→ **WHAT IS ASKED**:
From the entries below, copy every line where the string "this" appears.

(Figure record listings)
════════════════════

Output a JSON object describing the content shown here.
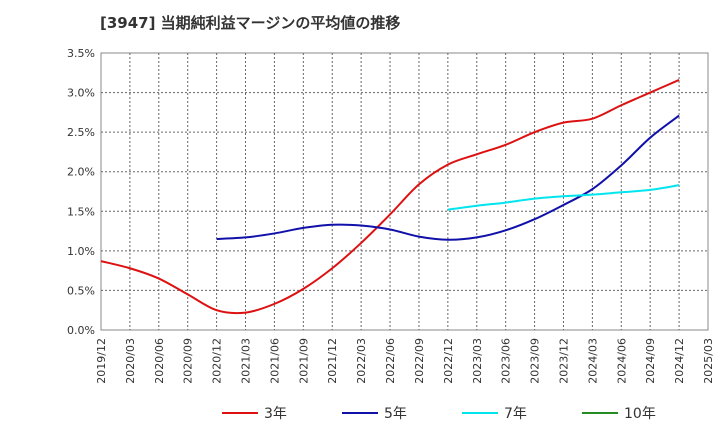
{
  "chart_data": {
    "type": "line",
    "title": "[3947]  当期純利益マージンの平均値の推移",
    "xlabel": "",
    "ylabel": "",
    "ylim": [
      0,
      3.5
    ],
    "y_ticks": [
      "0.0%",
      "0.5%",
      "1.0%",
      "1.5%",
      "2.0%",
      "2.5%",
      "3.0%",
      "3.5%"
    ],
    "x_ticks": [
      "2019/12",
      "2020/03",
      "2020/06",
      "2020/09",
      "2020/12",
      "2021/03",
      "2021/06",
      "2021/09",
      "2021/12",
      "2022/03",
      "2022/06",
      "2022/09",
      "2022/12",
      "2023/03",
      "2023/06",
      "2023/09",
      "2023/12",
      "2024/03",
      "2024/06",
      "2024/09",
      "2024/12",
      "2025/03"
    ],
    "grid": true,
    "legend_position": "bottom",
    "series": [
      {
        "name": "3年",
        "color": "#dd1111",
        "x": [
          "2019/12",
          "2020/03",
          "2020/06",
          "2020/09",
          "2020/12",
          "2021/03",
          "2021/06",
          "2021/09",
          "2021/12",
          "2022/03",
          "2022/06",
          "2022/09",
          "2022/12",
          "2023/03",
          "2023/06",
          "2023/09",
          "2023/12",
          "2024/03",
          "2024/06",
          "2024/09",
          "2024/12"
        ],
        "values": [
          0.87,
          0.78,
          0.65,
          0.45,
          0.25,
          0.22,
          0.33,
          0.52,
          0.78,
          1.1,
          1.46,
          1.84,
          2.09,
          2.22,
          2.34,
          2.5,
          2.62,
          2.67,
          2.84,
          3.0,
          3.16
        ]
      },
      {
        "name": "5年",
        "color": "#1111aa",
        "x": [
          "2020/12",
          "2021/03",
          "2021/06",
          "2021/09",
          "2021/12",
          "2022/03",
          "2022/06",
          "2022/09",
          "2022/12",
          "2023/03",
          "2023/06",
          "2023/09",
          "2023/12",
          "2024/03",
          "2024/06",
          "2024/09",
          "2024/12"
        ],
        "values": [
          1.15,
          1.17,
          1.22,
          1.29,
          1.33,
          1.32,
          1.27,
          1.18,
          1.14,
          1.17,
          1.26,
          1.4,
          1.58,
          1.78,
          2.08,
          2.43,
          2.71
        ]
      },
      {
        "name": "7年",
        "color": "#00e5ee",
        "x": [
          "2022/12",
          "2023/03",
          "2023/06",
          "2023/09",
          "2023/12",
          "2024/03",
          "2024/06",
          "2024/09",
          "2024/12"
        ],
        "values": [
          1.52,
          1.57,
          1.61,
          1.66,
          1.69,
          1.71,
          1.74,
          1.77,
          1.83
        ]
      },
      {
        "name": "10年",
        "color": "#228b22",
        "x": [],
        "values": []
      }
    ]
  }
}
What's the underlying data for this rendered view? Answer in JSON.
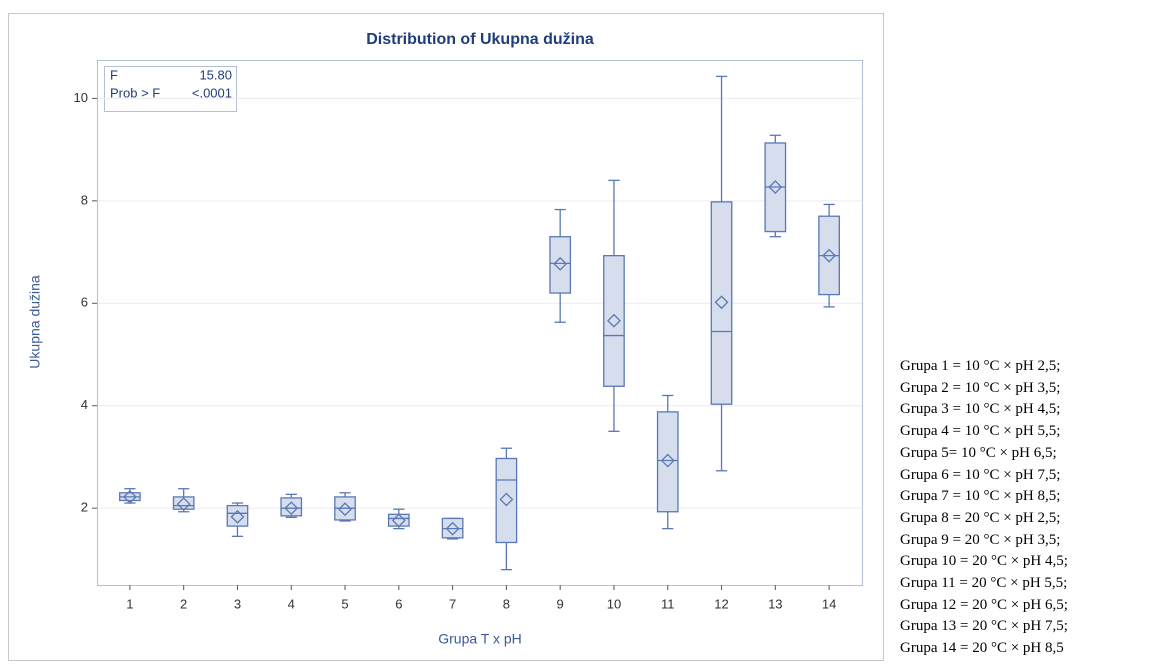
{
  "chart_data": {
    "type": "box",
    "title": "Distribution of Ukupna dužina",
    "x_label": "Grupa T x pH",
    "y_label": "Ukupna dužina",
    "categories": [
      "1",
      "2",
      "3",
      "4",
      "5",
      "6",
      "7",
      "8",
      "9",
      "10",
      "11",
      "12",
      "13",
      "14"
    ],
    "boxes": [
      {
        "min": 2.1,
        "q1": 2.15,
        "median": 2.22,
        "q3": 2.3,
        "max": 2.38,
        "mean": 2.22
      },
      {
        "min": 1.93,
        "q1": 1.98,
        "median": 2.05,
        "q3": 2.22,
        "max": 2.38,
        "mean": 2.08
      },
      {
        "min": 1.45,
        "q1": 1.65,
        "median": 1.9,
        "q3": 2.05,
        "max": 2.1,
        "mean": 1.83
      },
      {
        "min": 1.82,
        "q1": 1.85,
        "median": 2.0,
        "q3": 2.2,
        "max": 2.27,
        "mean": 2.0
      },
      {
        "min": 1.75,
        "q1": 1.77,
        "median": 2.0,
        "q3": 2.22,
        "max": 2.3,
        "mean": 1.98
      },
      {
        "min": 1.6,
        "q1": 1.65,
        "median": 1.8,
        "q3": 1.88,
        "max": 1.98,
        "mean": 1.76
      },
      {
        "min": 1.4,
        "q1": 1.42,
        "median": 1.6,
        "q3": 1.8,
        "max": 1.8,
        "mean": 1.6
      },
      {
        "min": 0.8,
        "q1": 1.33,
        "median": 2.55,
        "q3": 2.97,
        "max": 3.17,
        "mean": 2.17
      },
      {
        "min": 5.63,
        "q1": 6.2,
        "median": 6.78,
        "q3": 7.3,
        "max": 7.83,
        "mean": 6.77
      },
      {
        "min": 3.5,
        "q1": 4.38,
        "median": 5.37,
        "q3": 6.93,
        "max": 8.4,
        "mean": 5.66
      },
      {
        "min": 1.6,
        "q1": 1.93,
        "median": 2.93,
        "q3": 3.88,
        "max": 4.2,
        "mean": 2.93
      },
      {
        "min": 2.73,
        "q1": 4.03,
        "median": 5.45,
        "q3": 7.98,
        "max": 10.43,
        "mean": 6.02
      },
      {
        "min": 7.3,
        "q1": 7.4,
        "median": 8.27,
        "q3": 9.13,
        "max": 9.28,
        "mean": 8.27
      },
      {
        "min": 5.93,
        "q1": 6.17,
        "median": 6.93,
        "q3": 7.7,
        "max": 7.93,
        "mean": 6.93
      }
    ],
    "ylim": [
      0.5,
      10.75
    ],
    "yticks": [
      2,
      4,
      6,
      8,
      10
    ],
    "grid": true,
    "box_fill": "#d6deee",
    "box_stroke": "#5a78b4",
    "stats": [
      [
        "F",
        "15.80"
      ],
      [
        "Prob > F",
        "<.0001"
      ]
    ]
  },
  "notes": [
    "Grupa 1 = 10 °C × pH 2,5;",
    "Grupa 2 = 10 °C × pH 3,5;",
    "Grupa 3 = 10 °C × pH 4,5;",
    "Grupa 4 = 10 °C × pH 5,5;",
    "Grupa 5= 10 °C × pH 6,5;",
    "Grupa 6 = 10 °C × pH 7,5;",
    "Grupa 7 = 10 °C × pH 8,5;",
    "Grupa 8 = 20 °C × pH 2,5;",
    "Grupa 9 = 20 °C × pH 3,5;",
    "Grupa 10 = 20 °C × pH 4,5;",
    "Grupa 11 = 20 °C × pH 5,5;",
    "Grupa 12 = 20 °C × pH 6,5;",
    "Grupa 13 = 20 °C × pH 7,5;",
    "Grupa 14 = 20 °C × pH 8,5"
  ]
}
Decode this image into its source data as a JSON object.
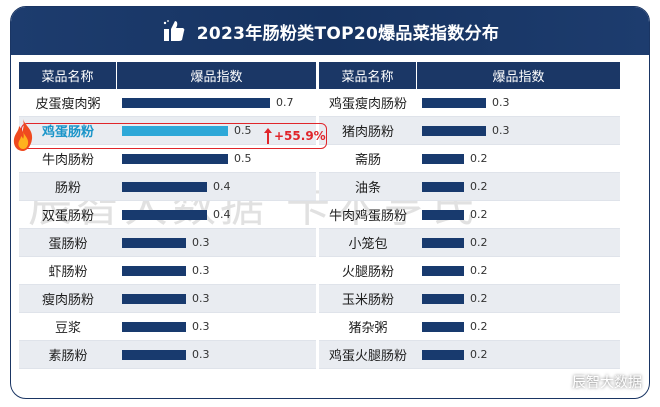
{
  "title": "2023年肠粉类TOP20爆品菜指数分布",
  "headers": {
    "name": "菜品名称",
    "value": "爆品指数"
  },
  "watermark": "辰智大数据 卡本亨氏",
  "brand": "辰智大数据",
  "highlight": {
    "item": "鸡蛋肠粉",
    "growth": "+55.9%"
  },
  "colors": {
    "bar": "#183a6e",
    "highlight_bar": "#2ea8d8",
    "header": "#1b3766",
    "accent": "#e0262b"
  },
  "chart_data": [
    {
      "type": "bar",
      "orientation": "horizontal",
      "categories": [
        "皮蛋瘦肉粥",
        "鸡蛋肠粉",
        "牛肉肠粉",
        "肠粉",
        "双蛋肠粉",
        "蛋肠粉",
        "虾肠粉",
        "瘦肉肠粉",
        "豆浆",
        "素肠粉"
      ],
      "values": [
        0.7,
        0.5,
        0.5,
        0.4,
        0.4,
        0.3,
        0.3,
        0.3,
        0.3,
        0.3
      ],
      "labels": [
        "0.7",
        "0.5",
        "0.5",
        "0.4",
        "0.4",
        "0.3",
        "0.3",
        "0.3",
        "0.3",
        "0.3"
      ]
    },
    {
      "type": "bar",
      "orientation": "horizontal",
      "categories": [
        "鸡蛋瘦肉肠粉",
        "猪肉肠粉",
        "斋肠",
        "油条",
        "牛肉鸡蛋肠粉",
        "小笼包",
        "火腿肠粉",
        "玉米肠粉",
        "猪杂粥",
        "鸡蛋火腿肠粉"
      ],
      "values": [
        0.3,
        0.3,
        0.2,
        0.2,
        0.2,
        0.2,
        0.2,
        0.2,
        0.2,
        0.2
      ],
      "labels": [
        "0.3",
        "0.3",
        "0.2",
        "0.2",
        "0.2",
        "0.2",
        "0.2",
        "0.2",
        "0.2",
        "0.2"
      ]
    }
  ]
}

════════════════════

→ **SOLVED EXERCISE**:
What's the underlying data for this rendered view? Answer in JSON.
Decode this image into its source data as a JSON object.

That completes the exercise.